- Dataset records -
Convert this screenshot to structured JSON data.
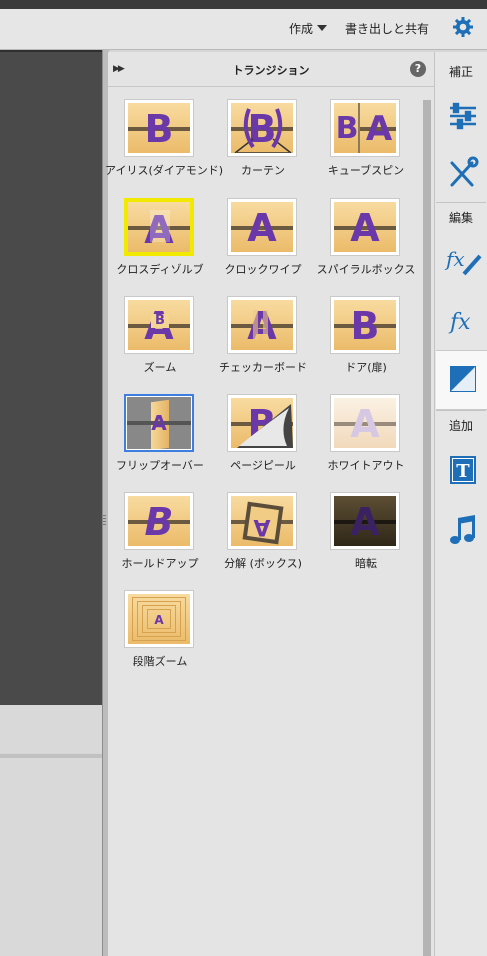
{
  "header": {
    "create_label": "作成",
    "share_label": "書き出しと共有",
    "settings_icon": "gear-icon",
    "accent_color": "#1e6fb8"
  },
  "panel": {
    "title": "トランジション",
    "expand_icon": "double-chevron-right-icon",
    "help_label": "?"
  },
  "transitions": [
    {
      "label": "アイリス(ダイアモンド)",
      "icon_letter": "B"
    },
    {
      "label": "カーテン",
      "icon_letter": "B"
    },
    {
      "label": "キューブスピン",
      "icon_letter": "A",
      "icon_letter_2": "B"
    },
    {
      "label": "クロスディゾルブ",
      "icon_letter": "A",
      "selected": "yellow"
    },
    {
      "label": "クロックワイプ",
      "icon_letter": "A"
    },
    {
      "label": "スパイラルボックス",
      "icon_letter": "A"
    },
    {
      "label": "ズーム",
      "icon_letter": "A",
      "icon_letter_2": "B"
    },
    {
      "label": "チェッカーボード",
      "icon_letter": "A"
    },
    {
      "label": "ドア(扉)",
      "icon_letter": "B"
    },
    {
      "label": "フリップオーバー",
      "icon_letter": "A",
      "selected": "blue"
    },
    {
      "label": "ページピール",
      "icon_letter": "B"
    },
    {
      "label": "ホワイトアウト",
      "icon_letter": "A"
    },
    {
      "label": "ホールドアップ",
      "icon_letter": "B"
    },
    {
      "label": "分解 (ボックス)",
      "icon_letter": "A"
    },
    {
      "label": "暗転",
      "icon_letter": "A"
    },
    {
      "label": "段階ズーム",
      "icon_letter": "A"
    }
  ],
  "sidebar": {
    "section_adjust": "補正",
    "section_edit": "編集",
    "section_add": "追加",
    "icons": [
      "adjust-sliders-icon",
      "tools-icon",
      "fx-edit-icon",
      "fx-icon",
      "transitions-icon",
      "title-text-icon",
      "music-note-icon"
    ]
  }
}
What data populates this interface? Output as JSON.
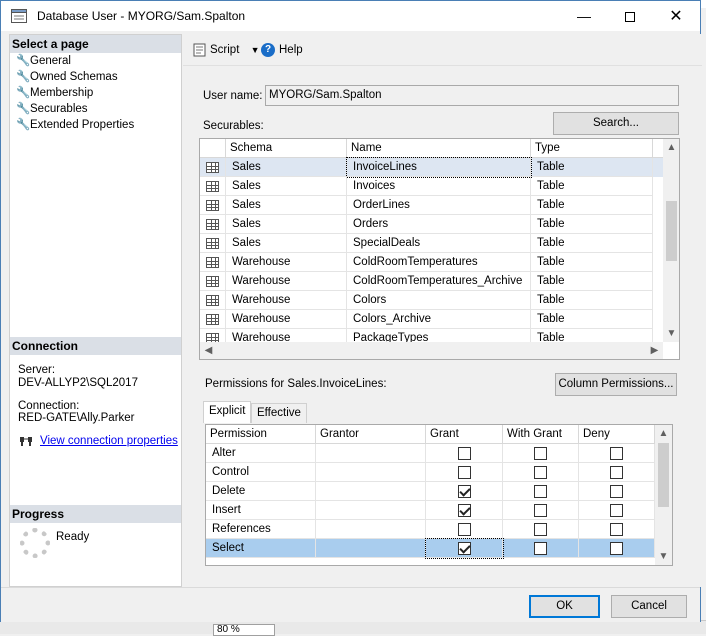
{
  "window": {
    "title": "Database User - MYORG/Sam.Spalton"
  },
  "left": {
    "select_page_header": "Select a page",
    "pages": [
      "General",
      "Owned Schemas",
      "Membership",
      "Securables",
      "Extended Properties"
    ],
    "connection_header": "Connection",
    "server_label": "Server:",
    "server_value": "DEV-ALLYP2\\SQL2017",
    "connection_label": "Connection:",
    "connection_value": "RED-GATE\\Ally.Parker",
    "view_props_link": "View connection properties",
    "progress_header": "Progress",
    "progress_status": "Ready"
  },
  "toolbar": {
    "script_label": "Script",
    "help_label": "Help"
  },
  "form": {
    "user_name_label": "User name:",
    "user_name_value": "MYORG/Sam.Spalton",
    "securables_label": "Securables:",
    "search_button": "Search...",
    "permissions_label": "Permissions for Sales.InvoiceLines:",
    "column_permissions_button": "Column Permissions...",
    "tabs": [
      "Explicit",
      "Effective"
    ]
  },
  "securables": {
    "columns": [
      "Schema",
      "Name",
      "Type"
    ],
    "rows": [
      {
        "schema": "Sales",
        "name": "InvoiceLines",
        "type": "Table"
      },
      {
        "schema": "Sales",
        "name": "Invoices",
        "type": "Table"
      },
      {
        "schema": "Sales",
        "name": "OrderLines",
        "type": "Table"
      },
      {
        "schema": "Sales",
        "name": "Orders",
        "type": "Table"
      },
      {
        "schema": "Sales",
        "name": "SpecialDeals",
        "type": "Table"
      },
      {
        "schema": "Warehouse",
        "name": "ColdRoomTemperatures",
        "type": "Table"
      },
      {
        "schema": "Warehouse",
        "name": "ColdRoomTemperatures_Archive",
        "type": "Table"
      },
      {
        "schema": "Warehouse",
        "name": "Colors",
        "type": "Table"
      },
      {
        "schema": "Warehouse",
        "name": "Colors_Archive",
        "type": "Table"
      },
      {
        "schema": "Warehouse",
        "name": "PackageTypes",
        "type": "Table"
      }
    ]
  },
  "permissions": {
    "columns": [
      "Permission",
      "Grantor",
      "Grant",
      "With Grant",
      "Deny"
    ],
    "rows": [
      {
        "permission": "Alter",
        "grant": false,
        "with_grant": false,
        "deny": false
      },
      {
        "permission": "Control",
        "grant": false,
        "with_grant": false,
        "deny": false
      },
      {
        "permission": "Delete",
        "grant": true,
        "with_grant": false,
        "deny": false
      },
      {
        "permission": "Insert",
        "grant": true,
        "with_grant": false,
        "deny": false
      },
      {
        "permission": "References",
        "grant": false,
        "with_grant": false,
        "deny": false
      },
      {
        "permission": "Select",
        "grant": true,
        "with_grant": false,
        "deny": false
      }
    ]
  },
  "buttons": {
    "ok": "OK",
    "cancel": "Cancel"
  },
  "background": {
    "zoom": "80 %"
  },
  "colors": {
    "selected_row": "#a9cdee",
    "header_band": "#dadfe6",
    "link": "#0000ee"
  }
}
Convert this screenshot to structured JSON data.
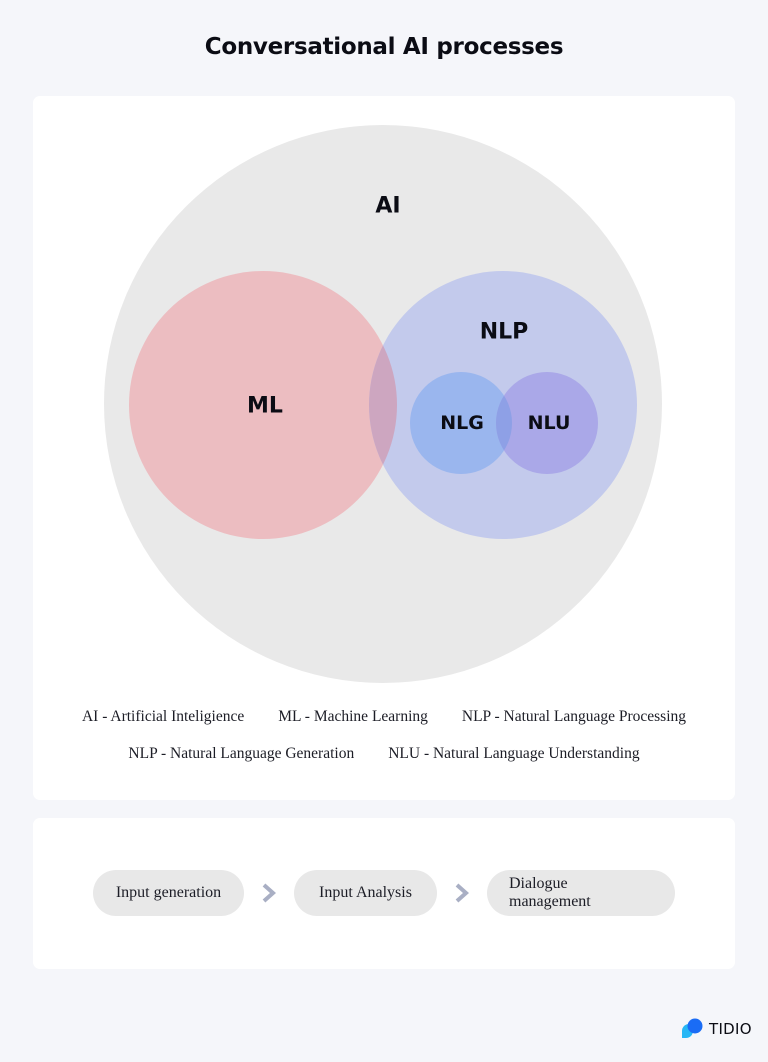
{
  "title": "Conversational AI processes",
  "diagram": {
    "circles": [
      {
        "id": "ai",
        "label": "AI",
        "color": "#e9e9e9",
        "parent": null
      },
      {
        "id": "ml",
        "label": "ML",
        "color": "#ecbdc1",
        "parent": "ai"
      },
      {
        "id": "nlp",
        "label": "NLP",
        "color": "#c3caec",
        "parent": "ai",
        "overlaps": [
          "ml"
        ]
      },
      {
        "id": "nlg",
        "label": "NLG",
        "color": "#9ab6ee",
        "parent": "nlp"
      },
      {
        "id": "nlu",
        "label": "NLU",
        "color": "#aaa8e8",
        "parent": "nlp",
        "overlaps": [
          "nlg"
        ]
      }
    ],
    "overlap_colors": {
      "ml_nlp": "#cda6c0",
      "nlg_nlu": "#8ea0e6"
    }
  },
  "legend": {
    "row1": [
      "AI - Artificial Inteligience",
      "ML - Machine Learning",
      "NLP - Natural Language Processing"
    ],
    "row2": [
      "NLP - Natural Language Generation",
      "NLU - Natural Language Understanding"
    ]
  },
  "flow": {
    "steps": [
      "Input generation",
      "Input Analysis",
      "Dialogue management"
    ],
    "arrow_icon": "chevron-right-icon",
    "arrow_color": "#a9afc4",
    "pill_color": "#e8e8e8"
  },
  "brand": {
    "name": "TIDIO",
    "icon": "tidio-logo-icon",
    "colors": [
      "#1a6cf5",
      "#27b7f5"
    ]
  }
}
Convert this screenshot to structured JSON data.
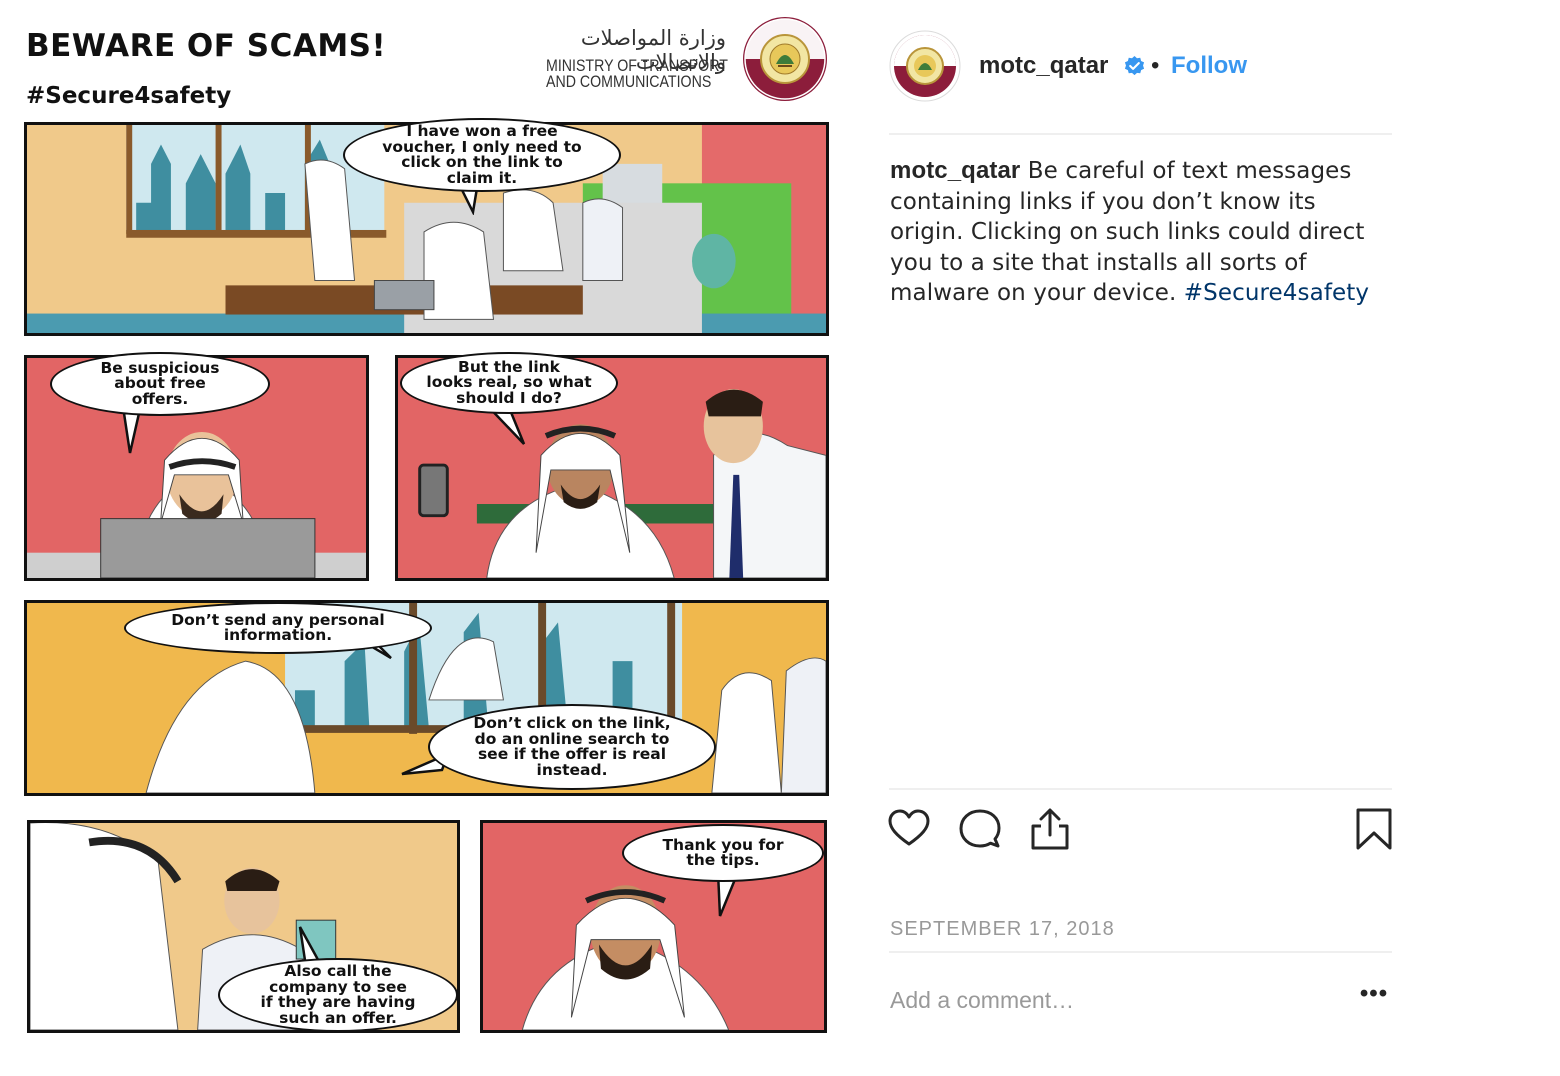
{
  "comic": {
    "title": "BEWARE OF SCAMS!",
    "hashtag": "#Secure4safety",
    "ministry_arabic": "وزارة المواصلات والاتصالات",
    "ministry_english_line1": "MINISTRY OF TRANSPORT",
    "ministry_english_line2": "AND COMMUNICATIONS",
    "bubbles": {
      "b1": [
        "I have won a free",
        "voucher, I only need to",
        "click on the link to",
        "claim it."
      ],
      "b2": [
        "Be suspicious",
        "about free",
        "offers."
      ],
      "b3": [
        "But the link",
        "looks real, so what",
        "should I do?"
      ],
      "b4": [
        "Don’t send any personal",
        "information."
      ],
      "b5": [
        "Don’t click on the link,",
        "do an online search to",
        "see if the offer is real",
        "instead."
      ],
      "b6": [
        "Also call the",
        "company to see",
        "if they are having",
        "such an offer."
      ],
      "b7": [
        "Thank you for",
        "the tips."
      ]
    }
  },
  "post": {
    "username": "motc_qatar",
    "separator": "•",
    "follow_label": "Follow",
    "caption_username": "motc_qatar",
    "caption_text": " Be careful of text messages containing links if you don’t know its origin. Clicking on such links could direct you to a site that installs all sorts of malware on your device. ",
    "caption_hashtag": "#Secure4safety",
    "date": "SEPTEMBER 17, 2018",
    "comment_placeholder": "Add a comment…",
    "more_label": "•••",
    "icons": {
      "like": "heart-icon",
      "comment": "comment-icon",
      "share": "share-icon",
      "save": "bookmark-icon",
      "verified": "verified-badge-icon"
    },
    "colors": {
      "follow": "#3897f0",
      "hashtag": "#003569",
      "verified": "#3897f0"
    }
  }
}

- Task -
Search the entries for the word "chevron" and pick out every line that holds it.

- The result -
    "expand_icon": "double-chevron-right-icon",
    "arrow_icon": "chevron-right-icon",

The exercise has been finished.